Look through the records below, count the lines with the word "走行距離", and reply with only the number.

··········

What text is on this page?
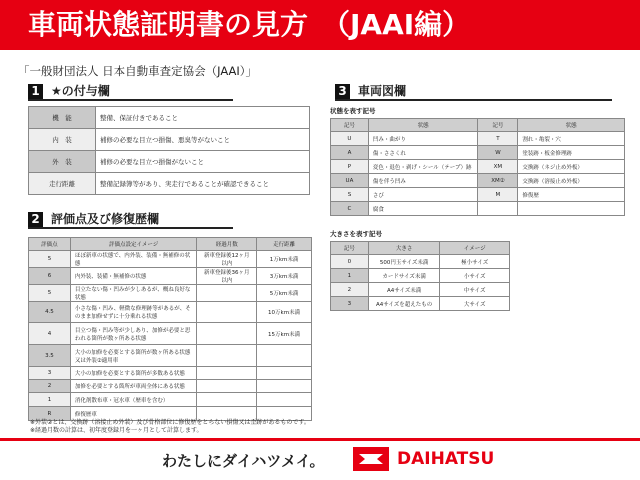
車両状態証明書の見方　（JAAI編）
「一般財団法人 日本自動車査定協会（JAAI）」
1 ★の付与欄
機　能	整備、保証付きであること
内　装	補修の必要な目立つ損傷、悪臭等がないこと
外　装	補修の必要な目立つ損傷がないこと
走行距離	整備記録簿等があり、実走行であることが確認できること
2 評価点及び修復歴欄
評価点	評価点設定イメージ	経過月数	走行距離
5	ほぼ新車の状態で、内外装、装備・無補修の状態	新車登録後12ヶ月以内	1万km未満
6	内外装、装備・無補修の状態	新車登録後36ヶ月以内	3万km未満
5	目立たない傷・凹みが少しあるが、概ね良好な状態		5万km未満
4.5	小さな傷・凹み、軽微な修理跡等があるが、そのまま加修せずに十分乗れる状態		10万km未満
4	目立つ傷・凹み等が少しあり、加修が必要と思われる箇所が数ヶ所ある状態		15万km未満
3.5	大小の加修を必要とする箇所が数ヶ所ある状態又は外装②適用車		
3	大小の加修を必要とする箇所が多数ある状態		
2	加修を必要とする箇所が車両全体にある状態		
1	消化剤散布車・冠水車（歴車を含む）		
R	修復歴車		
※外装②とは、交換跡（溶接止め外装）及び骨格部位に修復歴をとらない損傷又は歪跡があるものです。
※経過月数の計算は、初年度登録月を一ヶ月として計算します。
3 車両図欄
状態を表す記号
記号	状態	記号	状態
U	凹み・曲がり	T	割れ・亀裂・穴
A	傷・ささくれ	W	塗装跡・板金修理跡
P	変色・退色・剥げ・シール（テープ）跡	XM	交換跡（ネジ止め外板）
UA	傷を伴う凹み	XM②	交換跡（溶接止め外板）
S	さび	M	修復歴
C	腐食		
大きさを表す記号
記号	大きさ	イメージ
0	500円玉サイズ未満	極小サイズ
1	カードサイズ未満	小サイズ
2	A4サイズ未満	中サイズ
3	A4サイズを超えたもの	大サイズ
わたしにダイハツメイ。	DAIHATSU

··········

REPLY TO THE TASK:
2